| WRITTEN INSTRUCTION |
Copy the records word for word, from the first line up to and including the line that contains "permanganate — [559, 141, 565, 147]".
* * *
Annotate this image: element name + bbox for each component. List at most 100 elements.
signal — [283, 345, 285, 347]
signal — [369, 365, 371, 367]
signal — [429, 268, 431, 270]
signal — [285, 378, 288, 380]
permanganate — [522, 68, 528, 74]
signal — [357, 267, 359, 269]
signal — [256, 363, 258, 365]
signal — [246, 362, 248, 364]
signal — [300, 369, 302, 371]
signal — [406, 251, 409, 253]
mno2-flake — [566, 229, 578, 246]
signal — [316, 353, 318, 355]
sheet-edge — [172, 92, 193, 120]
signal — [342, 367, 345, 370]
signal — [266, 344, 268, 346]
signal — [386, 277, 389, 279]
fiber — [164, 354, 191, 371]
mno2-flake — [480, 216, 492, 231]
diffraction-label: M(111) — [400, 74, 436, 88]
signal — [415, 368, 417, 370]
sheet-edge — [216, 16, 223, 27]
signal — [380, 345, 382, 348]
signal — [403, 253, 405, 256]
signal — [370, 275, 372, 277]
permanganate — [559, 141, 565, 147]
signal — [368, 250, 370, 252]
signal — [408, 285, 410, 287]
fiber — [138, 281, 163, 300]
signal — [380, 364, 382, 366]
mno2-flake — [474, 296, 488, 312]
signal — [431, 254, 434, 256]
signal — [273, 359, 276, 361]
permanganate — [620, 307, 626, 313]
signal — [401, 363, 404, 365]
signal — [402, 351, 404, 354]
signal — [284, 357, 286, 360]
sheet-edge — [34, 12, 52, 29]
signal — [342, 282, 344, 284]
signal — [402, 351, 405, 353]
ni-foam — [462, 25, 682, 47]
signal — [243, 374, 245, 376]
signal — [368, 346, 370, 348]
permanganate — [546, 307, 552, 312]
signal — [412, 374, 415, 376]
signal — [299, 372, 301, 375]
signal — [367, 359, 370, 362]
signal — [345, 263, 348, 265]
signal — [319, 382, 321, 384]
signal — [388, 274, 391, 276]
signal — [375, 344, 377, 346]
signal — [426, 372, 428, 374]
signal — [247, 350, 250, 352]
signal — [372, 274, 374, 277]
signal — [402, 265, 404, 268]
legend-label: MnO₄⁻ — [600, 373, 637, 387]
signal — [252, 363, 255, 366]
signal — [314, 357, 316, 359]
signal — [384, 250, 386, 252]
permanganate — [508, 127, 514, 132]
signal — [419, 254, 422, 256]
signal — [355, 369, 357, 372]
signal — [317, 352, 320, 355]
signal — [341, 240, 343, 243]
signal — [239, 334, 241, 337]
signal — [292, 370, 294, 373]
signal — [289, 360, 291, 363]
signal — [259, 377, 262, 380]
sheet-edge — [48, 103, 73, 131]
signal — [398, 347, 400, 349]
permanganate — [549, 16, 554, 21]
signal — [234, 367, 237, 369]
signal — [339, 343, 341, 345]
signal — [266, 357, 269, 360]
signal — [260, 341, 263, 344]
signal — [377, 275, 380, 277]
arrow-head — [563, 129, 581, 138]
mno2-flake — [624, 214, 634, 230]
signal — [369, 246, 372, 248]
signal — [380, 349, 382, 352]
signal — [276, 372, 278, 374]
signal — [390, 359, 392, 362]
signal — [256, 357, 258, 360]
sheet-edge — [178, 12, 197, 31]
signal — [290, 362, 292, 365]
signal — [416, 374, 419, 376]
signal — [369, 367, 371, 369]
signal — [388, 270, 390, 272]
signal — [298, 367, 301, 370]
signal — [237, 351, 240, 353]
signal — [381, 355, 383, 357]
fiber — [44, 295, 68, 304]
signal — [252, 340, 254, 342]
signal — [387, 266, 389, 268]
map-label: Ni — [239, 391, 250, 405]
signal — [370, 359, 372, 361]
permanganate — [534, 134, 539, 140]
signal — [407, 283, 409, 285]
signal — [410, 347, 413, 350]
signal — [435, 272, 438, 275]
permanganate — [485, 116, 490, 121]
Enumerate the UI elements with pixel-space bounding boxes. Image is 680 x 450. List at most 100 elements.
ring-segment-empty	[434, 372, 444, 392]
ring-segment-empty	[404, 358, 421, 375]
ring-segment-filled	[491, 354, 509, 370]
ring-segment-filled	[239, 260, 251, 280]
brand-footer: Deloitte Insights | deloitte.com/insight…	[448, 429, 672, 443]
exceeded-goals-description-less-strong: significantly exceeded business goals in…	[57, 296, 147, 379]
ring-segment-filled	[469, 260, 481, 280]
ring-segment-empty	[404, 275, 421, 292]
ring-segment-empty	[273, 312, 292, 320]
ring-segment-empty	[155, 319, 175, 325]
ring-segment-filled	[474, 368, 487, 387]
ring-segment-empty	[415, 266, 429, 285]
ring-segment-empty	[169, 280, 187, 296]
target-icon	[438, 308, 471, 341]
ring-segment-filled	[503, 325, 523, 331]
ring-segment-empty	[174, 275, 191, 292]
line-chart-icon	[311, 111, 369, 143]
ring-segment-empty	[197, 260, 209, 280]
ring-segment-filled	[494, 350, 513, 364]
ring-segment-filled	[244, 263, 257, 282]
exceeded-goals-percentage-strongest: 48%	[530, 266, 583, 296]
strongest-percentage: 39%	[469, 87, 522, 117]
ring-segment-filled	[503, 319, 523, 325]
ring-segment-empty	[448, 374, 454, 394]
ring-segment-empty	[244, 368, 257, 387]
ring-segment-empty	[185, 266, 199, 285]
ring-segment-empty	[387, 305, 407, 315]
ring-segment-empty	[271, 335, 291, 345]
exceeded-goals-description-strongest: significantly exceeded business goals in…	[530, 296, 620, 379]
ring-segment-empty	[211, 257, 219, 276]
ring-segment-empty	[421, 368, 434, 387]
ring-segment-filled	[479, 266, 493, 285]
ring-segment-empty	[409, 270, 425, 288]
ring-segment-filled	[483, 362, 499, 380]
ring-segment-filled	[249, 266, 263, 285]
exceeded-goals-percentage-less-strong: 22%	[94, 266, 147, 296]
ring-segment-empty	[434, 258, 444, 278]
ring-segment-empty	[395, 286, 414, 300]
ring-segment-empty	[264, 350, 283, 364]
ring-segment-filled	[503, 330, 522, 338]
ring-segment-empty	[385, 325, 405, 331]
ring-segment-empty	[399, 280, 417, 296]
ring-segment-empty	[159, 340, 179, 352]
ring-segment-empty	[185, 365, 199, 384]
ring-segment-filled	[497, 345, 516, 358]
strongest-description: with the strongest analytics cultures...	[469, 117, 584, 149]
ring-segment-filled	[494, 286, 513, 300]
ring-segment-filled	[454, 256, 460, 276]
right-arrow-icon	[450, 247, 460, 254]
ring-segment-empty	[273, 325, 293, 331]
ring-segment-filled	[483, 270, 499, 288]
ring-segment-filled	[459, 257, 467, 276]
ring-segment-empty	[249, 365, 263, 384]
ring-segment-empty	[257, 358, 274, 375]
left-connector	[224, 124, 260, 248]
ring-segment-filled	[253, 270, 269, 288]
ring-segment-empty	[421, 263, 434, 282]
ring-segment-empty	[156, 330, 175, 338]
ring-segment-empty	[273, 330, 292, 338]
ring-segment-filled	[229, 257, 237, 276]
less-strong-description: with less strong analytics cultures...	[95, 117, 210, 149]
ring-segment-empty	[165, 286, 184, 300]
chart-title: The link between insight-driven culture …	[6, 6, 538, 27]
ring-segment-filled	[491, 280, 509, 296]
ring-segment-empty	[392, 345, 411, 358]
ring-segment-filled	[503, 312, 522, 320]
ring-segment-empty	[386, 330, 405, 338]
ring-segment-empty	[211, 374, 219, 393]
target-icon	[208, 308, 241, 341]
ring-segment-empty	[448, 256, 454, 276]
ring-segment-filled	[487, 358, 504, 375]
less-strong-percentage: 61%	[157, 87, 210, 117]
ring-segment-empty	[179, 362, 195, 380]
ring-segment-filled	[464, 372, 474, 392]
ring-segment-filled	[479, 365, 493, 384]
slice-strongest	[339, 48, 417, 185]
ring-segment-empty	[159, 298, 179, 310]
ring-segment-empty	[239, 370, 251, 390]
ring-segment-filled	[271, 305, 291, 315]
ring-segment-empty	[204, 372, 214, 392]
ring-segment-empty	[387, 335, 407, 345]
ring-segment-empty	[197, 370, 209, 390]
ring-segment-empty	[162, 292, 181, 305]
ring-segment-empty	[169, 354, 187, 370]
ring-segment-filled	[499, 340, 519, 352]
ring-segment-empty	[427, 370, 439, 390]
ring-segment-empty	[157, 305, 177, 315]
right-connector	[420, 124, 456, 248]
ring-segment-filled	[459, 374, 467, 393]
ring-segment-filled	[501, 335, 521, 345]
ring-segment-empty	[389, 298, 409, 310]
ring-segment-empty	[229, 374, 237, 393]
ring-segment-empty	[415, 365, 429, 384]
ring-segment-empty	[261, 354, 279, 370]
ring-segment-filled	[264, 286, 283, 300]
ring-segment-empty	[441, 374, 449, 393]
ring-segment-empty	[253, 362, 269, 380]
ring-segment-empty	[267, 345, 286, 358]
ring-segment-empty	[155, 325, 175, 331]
* * *
| SOLUTION TO THE EXERCISE |
Annotate this image: element name + bbox for each component. List at most 100 elements.
signal — [283, 345, 285, 347]
signal — [369, 365, 371, 367]
signal — [429, 268, 431, 270]
signal — [285, 378, 288, 380]
permanganate — [522, 68, 528, 74]
signal — [357, 267, 359, 269]
signal — [256, 363, 258, 365]
signal — [246, 362, 248, 364]
signal — [300, 369, 302, 371]
signal — [406, 251, 409, 253]
mno2-flake — [566, 229, 578, 246]
signal — [316, 353, 318, 355]
sheet-edge — [172, 92, 193, 120]
signal — [342, 367, 345, 370]
signal — [266, 344, 268, 346]
signal — [386, 277, 389, 279]
fiber — [164, 354, 191, 371]
mno2-flake — [480, 216, 492, 231]
diffraction-label: M(111) — [400, 74, 436, 88]
signal — [415, 368, 417, 370]
sheet-edge — [216, 16, 223, 27]
signal — [380, 345, 382, 348]
signal — [403, 253, 405, 256]
signal — [370, 275, 372, 277]
permanganate — [559, 141, 565, 147]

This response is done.